What is being asked |
Print every entry exactly as written.
--------------------
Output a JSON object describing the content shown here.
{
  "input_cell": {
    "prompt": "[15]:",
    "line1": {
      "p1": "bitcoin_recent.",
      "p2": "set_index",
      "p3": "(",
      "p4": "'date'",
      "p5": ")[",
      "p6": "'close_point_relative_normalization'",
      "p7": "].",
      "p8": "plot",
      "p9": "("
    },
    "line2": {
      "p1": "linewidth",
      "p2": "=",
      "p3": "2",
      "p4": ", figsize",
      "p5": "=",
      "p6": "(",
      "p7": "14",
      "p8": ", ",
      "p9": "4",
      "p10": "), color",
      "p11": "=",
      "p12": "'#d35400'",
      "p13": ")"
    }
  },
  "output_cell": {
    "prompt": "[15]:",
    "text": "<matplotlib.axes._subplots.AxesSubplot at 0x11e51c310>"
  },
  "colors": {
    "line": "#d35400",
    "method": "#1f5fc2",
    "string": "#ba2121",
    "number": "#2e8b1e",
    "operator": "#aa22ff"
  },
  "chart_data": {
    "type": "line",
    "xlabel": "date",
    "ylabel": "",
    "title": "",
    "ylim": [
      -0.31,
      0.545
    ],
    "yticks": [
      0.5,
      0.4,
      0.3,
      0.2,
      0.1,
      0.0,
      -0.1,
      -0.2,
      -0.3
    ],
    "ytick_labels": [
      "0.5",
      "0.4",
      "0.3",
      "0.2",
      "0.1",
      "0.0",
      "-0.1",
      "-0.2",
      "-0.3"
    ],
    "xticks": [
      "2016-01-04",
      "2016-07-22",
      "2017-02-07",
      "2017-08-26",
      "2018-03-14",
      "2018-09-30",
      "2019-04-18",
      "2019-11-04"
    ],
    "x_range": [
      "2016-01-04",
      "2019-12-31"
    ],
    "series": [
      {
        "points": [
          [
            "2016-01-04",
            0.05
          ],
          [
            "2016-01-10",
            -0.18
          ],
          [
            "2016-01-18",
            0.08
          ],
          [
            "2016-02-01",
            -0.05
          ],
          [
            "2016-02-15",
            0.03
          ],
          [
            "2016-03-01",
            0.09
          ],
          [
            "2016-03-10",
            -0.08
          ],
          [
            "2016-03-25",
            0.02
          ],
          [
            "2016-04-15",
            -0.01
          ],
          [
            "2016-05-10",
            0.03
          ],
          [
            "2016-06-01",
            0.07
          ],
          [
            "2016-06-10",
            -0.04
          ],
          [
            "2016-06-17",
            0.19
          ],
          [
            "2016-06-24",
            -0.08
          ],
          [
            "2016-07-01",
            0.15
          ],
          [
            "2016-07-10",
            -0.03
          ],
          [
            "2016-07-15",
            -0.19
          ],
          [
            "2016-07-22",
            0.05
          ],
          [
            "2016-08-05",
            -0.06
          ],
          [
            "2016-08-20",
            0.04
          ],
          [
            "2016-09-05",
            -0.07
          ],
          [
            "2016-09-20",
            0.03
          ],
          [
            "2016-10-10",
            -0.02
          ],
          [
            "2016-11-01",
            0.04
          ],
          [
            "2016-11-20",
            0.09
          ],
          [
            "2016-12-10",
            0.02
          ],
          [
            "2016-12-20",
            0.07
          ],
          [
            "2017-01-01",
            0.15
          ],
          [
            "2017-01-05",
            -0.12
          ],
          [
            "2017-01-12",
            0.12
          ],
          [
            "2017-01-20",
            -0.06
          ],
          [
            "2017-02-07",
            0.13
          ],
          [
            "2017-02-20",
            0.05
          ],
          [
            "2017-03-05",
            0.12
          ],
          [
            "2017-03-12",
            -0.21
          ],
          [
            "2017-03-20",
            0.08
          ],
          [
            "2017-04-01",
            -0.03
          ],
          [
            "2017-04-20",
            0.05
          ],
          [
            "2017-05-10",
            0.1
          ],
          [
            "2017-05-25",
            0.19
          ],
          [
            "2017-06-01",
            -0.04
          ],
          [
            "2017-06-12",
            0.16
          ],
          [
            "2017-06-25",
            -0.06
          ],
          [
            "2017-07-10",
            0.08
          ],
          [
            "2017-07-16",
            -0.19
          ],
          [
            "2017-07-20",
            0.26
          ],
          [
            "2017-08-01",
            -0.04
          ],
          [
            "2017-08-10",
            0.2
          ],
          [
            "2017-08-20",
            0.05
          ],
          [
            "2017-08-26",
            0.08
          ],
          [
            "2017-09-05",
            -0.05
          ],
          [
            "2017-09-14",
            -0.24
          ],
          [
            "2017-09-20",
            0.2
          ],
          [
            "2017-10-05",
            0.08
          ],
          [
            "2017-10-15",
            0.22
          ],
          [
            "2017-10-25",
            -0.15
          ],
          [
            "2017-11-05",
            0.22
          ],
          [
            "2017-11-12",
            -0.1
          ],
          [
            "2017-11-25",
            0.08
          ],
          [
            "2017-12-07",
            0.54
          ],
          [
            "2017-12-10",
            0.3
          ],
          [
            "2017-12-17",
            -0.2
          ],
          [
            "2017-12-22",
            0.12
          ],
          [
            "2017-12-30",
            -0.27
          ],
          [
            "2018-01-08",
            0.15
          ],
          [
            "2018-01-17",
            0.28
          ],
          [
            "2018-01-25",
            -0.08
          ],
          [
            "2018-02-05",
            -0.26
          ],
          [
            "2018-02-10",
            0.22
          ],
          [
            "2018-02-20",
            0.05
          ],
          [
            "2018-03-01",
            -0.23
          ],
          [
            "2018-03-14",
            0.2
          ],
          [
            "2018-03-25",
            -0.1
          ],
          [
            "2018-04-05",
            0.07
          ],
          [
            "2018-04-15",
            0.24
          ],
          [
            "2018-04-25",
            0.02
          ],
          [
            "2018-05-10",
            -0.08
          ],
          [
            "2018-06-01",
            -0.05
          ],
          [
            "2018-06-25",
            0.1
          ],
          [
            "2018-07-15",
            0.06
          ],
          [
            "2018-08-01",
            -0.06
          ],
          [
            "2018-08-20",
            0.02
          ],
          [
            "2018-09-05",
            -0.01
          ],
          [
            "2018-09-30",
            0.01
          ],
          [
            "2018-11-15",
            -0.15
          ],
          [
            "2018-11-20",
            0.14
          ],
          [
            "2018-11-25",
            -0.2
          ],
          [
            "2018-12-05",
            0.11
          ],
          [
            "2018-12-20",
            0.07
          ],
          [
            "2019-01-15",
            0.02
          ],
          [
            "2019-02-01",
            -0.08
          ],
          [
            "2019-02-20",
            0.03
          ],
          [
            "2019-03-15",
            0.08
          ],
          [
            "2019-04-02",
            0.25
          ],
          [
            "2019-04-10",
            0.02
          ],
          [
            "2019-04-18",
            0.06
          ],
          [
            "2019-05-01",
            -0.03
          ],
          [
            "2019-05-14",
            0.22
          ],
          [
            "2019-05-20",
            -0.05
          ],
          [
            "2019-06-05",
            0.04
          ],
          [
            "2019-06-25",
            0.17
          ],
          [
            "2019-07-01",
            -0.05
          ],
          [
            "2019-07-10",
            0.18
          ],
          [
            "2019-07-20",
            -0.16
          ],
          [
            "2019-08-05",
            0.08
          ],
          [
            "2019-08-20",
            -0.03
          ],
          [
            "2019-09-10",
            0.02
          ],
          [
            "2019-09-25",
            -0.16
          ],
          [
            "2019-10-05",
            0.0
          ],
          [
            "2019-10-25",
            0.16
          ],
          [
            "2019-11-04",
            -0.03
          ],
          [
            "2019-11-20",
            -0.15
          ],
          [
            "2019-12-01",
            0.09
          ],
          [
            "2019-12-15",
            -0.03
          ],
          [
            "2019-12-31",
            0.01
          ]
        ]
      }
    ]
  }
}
--------------------
Response to this task |
Output a JSON object describing the content shown here.
{
  "input_cell": {
    "prompt": "[15]:",
    "line1": {
      "p1": "bitcoin_recent.",
      "p2": "set_index",
      "p3": "(",
      "p4": "'date'",
      "p5": ")[",
      "p6": "'close_point_relative_normalization'",
      "p7": "].",
      "p8": "plot",
      "p9": "("
    },
    "line2": {
      "p1": "linewidth",
      "p2": "=",
      "p3": "2",
      "p4": ", figsize",
      "p5": "=",
      "p6": "(",
      "p7": "14",
      "p8": ", ",
      "p9": "4",
      "p10": "), color",
      "p11": "=",
      "p12": "'#d35400'",
      "p13": ")"
    }
  },
  "output_cell": {
    "prompt": "[15]:",
    "text": "<matplotlib.axes._subplots.AxesSubplot at 0x11e51c310>"
  },
  "colors": {
    "line": "#d35400",
    "method": "#1f5fc2",
    "string": "#ba2121",
    "number": "#2e8b1e",
    "operator": "#aa22ff"
  },
  "chart_data": {
    "type": "line",
    "xlabel": "date",
    "ylabel": "",
    "title": "",
    "ylim": [
      -0.31,
      0.545
    ],
    "yticks": [
      0.5,
      0.4,
      0.3,
      0.2,
      0.1,
      0.0,
      -0.1,
      -0.2,
      -0.3
    ],
    "ytick_labels": [
      "0.5",
      "0.4",
      "0.3",
      "0.2",
      "0.1",
      "0.0",
      "-0.1",
      "-0.2",
      "-0.3"
    ],
    "xticks": [
      "2016-01-04",
      "2016-07-22",
      "2017-02-07",
      "2017-08-26",
      "2018-03-14",
      "2018-09-30",
      "2019-04-18",
      "2019-11-04"
    ],
    "x_range": [
      "2016-01-04",
      "2019-12-31"
    ],
    "series": [
      {
        "points": [
          [
            "2016-01-04",
            0.05
          ],
          [
            "2016-01-10",
            -0.18
          ],
          [
            "2016-01-18",
            0.08
          ],
          [
            "2016-02-01",
            -0.05
          ],
          [
            "2016-02-15",
            0.03
          ],
          [
            "2016-03-01",
            0.09
          ],
          [
            "2016-03-10",
            -0.08
          ],
          [
            "2016-03-25",
            0.02
          ],
          [
            "2016-04-15",
            -0.01
          ],
          [
            "2016-05-10",
            0.03
          ],
          [
            "2016-06-01",
            0.07
          ],
          [
            "2016-06-10",
            -0.04
          ],
          [
            "2016-06-17",
            0.19
          ],
          [
            "2016-06-24",
            -0.08
          ],
          [
            "2016-07-01",
            0.15
          ],
          [
            "2016-07-10",
            -0.03
          ],
          [
            "2016-07-15",
            -0.19
          ],
          [
            "2016-07-22",
            0.05
          ],
          [
            "2016-08-05",
            -0.06
          ],
          [
            "2016-08-20",
            0.04
          ],
          [
            "2016-09-05",
            -0.07
          ],
          [
            "2016-09-20",
            0.03
          ],
          [
            "2016-10-10",
            -0.02
          ],
          [
            "2016-11-01",
            0.04
          ],
          [
            "2016-11-20",
            0.09
          ],
          [
            "2016-12-10",
            0.02
          ],
          [
            "2016-12-20",
            0.07
          ],
          [
            "2017-01-01",
            0.15
          ],
          [
            "2017-01-05",
            -0.12
          ],
          [
            "2017-01-12",
            0.12
          ],
          [
            "2017-01-20",
            -0.06
          ],
          [
            "2017-02-07",
            0.13
          ],
          [
            "2017-02-20",
            0.05
          ],
          [
            "2017-03-05",
            0.12
          ],
          [
            "2017-03-12",
            -0.21
          ],
          [
            "2017-03-20",
            0.08
          ],
          [
            "2017-04-01",
            -0.03
          ],
          [
            "2017-04-20",
            0.05
          ],
          [
            "2017-05-10",
            0.1
          ],
          [
            "2017-05-25",
            0.19
          ],
          [
            "2017-06-01",
            -0.04
          ],
          [
            "2017-06-12",
            0.16
          ],
          [
            "2017-06-25",
            -0.06
          ],
          [
            "2017-07-10",
            0.08
          ],
          [
            "2017-07-16",
            -0.19
          ],
          [
            "2017-07-20",
            0.26
          ],
          [
            "2017-08-01",
            -0.04
          ],
          [
            "2017-08-10",
            0.2
          ],
          [
            "2017-08-20",
            0.05
          ],
          [
            "2017-08-26",
            0.08
          ],
          [
            "2017-09-05",
            -0.05
          ],
          [
            "2017-09-14",
            -0.24
          ],
          [
            "2017-09-20",
            0.2
          ],
          [
            "2017-10-05",
            0.08
          ],
          [
            "2017-10-15",
            0.22
          ],
          [
            "2017-10-25",
            -0.15
          ],
          [
            "2017-11-05",
            0.22
          ],
          [
            "2017-11-12",
            -0.1
          ],
          [
            "2017-11-25",
            0.08
          ],
          [
            "2017-12-07",
            0.54
          ],
          [
            "2017-12-10",
            0.3
          ],
          [
            "2017-12-17",
            -0.2
          ],
          [
            "2017-12-22",
            0.12
          ],
          [
            "2017-12-30",
            -0.27
          ],
          [
            "2018-01-08",
            0.15
          ],
          [
            "2018-01-17",
            0.28
          ],
          [
            "2018-01-25",
            -0.08
          ],
          [
            "2018-02-05",
            -0.26
          ],
          [
            "2018-02-10",
            0.22
          ],
          [
            "2018-02-20",
            0.05
          ],
          [
            "2018-03-01",
            -0.23
          ],
          [
            "2018-03-14",
            0.2
          ],
          [
            "2018-03-25",
            -0.1
          ],
          [
            "2018-04-05",
            0.07
          ],
          [
            "2018-04-15",
            0.24
          ],
          [
            "2018-04-25",
            0.02
          ],
          [
            "2018-05-10",
            -0.08
          ],
          [
            "2018-06-01",
            -0.05
          ],
          [
            "2018-06-25",
            0.1
          ],
          [
            "2018-07-15",
            0.06
          ],
          [
            "2018-08-01",
            -0.06
          ],
          [
            "2018-08-20",
            0.02
          ],
          [
            "2018-09-05",
            -0.01
          ],
          [
            "2018-09-30",
            0.01
          ],
          [
            "2018-11-15",
            -0.15
          ],
          [
            "2018-11-20",
            0.14
          ],
          [
            "2018-11-25",
            -0.2
          ],
          [
            "2018-12-05",
            0.11
          ],
          [
            "2018-12-20",
            0.07
          ],
          [
            "2019-01-15",
            0.02
          ],
          [
            "2019-02-01",
            -0.08
          ],
          [
            "2019-02-20",
            0.03
          ],
          [
            "2019-03-15",
            0.08
          ],
          [
            "2019-04-02",
            0.25
          ],
          [
            "2019-04-10",
            0.02
          ],
          [
            "2019-04-18",
            0.06
          ],
          [
            "2019-05-01",
            -0.03
          ],
          [
            "2019-05-14",
            0.22
          ],
          [
            "2019-05-20",
            -0.05
          ],
          [
            "2019-06-05",
            0.04
          ],
          [
            "2019-06-25",
            0.17
          ],
          [
            "2019-07-01",
            -0.05
          ],
          [
            "2019-07-10",
            0.18
          ],
          [
            "2019-07-20",
            -0.16
          ],
          [
            "2019-08-05",
            0.08
          ],
          [
            "2019-08-20",
            -0.03
          ],
          [
            "2019-09-10",
            0.02
          ],
          [
            "2019-09-25",
            -0.16
          ],
          [
            "2019-10-05",
            0.0
          ],
          [
            "2019-10-25",
            0.16
          ],
          [
            "2019-11-04",
            -0.03
          ],
          [
            "2019-11-20",
            -0.15
          ],
          [
            "2019-12-01",
            0.09
          ],
          [
            "2019-12-15",
            -0.03
          ],
          [
            "2019-12-31",
            0.01
          ]
        ]
      }
    ]
  }
}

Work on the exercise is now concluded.